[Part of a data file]
====================

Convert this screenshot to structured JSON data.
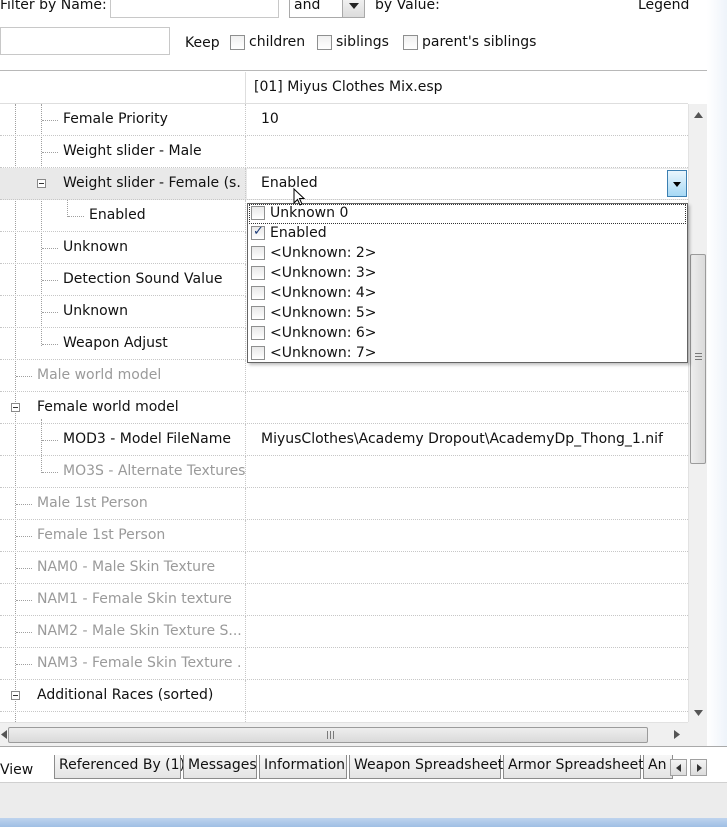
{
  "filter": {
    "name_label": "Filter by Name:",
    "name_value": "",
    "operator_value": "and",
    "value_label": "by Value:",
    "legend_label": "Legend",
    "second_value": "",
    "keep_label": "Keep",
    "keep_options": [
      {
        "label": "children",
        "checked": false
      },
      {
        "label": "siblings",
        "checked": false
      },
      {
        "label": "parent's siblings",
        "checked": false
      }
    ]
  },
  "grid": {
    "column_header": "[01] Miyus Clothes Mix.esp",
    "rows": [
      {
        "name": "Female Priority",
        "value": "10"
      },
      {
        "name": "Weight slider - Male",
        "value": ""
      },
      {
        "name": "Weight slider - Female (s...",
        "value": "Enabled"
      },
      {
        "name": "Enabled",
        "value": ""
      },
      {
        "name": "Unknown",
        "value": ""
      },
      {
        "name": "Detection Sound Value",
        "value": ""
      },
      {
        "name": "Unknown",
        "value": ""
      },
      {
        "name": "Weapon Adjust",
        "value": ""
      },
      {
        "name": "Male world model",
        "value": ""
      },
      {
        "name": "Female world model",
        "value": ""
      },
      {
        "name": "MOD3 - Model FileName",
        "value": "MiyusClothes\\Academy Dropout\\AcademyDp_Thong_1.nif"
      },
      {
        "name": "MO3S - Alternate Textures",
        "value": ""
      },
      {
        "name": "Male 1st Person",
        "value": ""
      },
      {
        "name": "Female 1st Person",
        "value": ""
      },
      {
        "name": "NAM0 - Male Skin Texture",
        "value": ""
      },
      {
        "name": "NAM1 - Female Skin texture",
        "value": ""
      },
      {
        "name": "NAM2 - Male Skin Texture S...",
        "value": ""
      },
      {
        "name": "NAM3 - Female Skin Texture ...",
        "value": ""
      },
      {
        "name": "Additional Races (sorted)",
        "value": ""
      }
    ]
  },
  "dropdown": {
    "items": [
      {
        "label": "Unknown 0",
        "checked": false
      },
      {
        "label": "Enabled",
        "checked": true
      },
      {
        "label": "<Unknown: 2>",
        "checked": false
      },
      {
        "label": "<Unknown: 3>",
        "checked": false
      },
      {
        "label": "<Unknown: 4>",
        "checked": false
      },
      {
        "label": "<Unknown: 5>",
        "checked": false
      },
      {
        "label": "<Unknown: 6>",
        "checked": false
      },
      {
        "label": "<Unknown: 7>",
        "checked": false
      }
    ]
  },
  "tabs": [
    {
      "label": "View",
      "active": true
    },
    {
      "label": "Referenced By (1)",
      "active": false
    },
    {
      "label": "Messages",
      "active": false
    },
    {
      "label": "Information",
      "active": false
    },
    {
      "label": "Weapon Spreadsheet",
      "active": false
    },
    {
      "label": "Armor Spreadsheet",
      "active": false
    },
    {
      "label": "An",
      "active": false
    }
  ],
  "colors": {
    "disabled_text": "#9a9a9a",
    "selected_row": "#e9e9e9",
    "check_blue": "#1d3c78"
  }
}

====================

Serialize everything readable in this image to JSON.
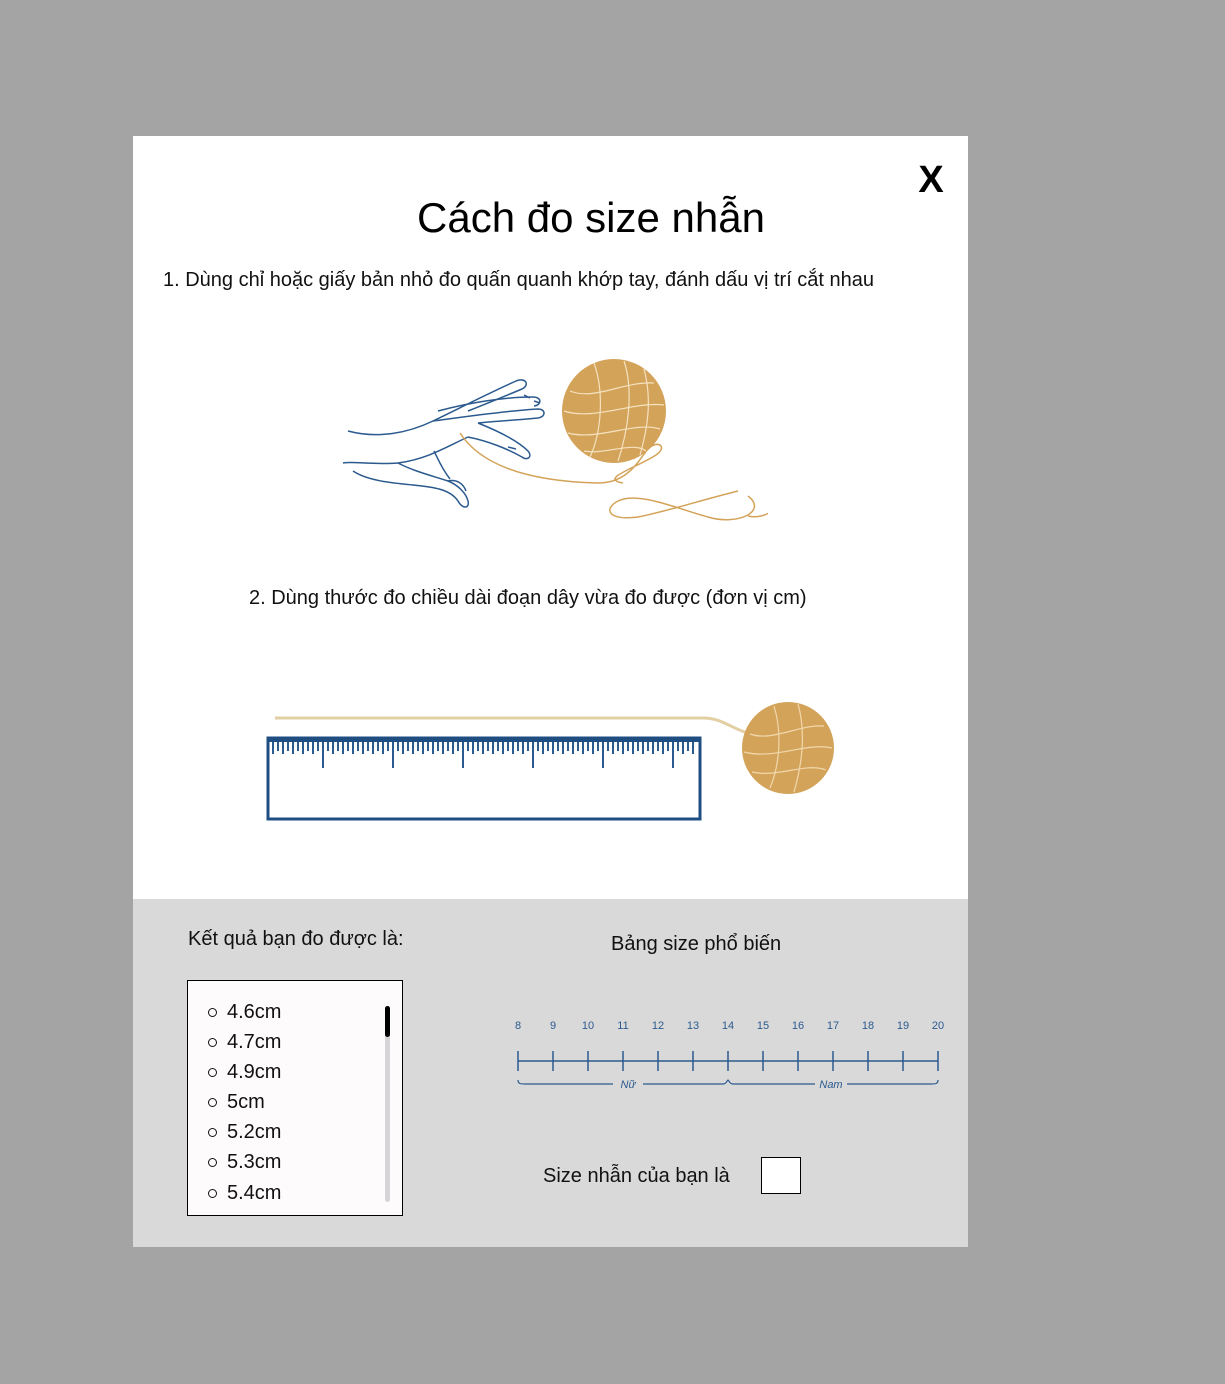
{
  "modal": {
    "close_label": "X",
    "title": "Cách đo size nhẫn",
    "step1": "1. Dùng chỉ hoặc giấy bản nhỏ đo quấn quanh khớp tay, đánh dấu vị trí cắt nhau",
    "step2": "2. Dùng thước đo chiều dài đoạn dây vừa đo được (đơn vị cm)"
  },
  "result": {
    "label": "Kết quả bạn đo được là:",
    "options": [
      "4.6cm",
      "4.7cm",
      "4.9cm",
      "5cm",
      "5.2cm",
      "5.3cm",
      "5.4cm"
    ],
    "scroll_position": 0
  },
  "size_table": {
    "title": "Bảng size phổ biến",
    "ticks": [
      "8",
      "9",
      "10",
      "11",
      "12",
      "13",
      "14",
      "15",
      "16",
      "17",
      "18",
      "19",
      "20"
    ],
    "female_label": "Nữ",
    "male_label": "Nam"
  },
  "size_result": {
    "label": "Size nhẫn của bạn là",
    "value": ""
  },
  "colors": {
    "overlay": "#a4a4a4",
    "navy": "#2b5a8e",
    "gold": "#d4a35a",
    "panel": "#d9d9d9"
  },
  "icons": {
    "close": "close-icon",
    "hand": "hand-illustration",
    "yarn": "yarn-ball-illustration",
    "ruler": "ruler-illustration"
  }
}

====================

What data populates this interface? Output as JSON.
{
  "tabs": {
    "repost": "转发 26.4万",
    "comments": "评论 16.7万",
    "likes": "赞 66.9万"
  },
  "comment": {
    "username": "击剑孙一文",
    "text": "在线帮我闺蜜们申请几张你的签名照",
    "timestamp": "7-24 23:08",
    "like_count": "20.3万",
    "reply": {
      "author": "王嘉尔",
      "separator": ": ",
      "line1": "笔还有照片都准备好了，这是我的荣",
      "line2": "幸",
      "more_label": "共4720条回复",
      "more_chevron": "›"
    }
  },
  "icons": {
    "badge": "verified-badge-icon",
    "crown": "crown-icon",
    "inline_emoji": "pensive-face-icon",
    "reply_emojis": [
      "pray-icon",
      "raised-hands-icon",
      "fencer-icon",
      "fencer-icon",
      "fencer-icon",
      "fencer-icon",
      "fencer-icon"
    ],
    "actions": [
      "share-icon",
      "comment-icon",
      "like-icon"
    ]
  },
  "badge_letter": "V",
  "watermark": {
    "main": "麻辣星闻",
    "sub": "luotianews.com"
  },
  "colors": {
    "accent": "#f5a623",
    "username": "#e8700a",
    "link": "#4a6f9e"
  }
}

====================

Read the lines above. Gather those in which the string "Weapon" is found.

        "name": "Weapon Adjust",
      "label": "Weapon Spreadsheet",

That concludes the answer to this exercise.